Sunday, May 11, 2014

The oddness of "traditionalism"

Christopher A. Ferrara, in "What Exactly Is A Traditionalist?" (The Remnant, May 3, 2014), observes: "That today there are Catholics denominated 'traditionalist' is a development unexampled in the entire previous history of the Catholic Church."

I would have to agree that the notion is odd. I understand the post-Vatican II profiling that has led to the label, as I equally understand that which has led to the "neo-Catholic" label. But the idea that any Catholic would position himself in opposition to "tradition," as such, is something I find a trifle odd.

Someone might object that "tradition" isn't the same thing as "traditional-ism." He may even have in mind something like the clever statement by the great Lutheran Church historian who converted to Eastern Orthodoxy, Jaroslav Pelikan, who declared that "Tradition is the living faith of the dead," while "traditionalism is the dead faith of the living." Fair enough. But even those derided as "traditionalists" today would likely agree that faith must be a living thing, which makes this a moot point.

Not long after I was received into the Church twenty-one years ago, I remember being in a used book shop near Marquette University in Milwaukee. Oblivious to Catholic ecclesiastical politics of the past century, I was looking for a simple catechism for children and took a copy of the Baltimore Catechism up to the nun at the cash register. Seeing the book I was about to purchase, she declared in a tone suggesting that I had made a mistake: "Oh, that's pre-Vatican II. You won't want that!"

This was only the first of countless such encounters I have had, which rapidly confirmed my fear that many of my fellow Catholics in the Church I had joined wanted nothing to do with anything "pre-Vatican II," whether pertaining to traditional catechisms, devotions, theology, neo-scholastic texts, Marian piety, the Rosary, etc. In fact, in the course of numerous RCIA classes I suffered through while sponsoring some twenty candidates for reception into the Church, I learned that Church history and tradition were hardly ever a subject of discussion, and if a question was raised about them, nobody seemed acquainted with an answer.

My initial reaction to all this was one of stunned disbelief, and then my disbelief turned slowly into disappointment as the situation began to sink in: AmChurch had come unhinged. This isn't to say that the Church has lost her foundation. She hasn't. It's there somewhere, down deep. But at the surface level of parish life, Catholic opinion and practice, AmChurch has effectively come unhinged from her foundation and her traditions. This fact was especially disappointing given that my own conversion was in large part based on discovering the impressive historical credentials of the Church. "To go deep into history," as Cardinal Newman had written, "is to cease to be Protestant."

⁂

__Job__.
According to the post on traditionalism, why is Pelikan's distinction between tradition and traditionalism a moot point? Answer in one to three sentences. The data after this point are separate material with no connection to the post on traditionalism.

__Available data__.
⁂

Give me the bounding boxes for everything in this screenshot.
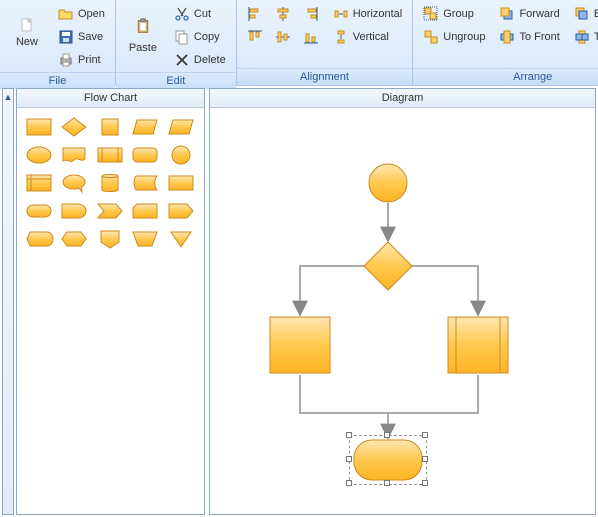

⁂

__Correct output__.
The writer calls it moot because even those derided as "traditionalists" today would likely agree that faith must be a living thing.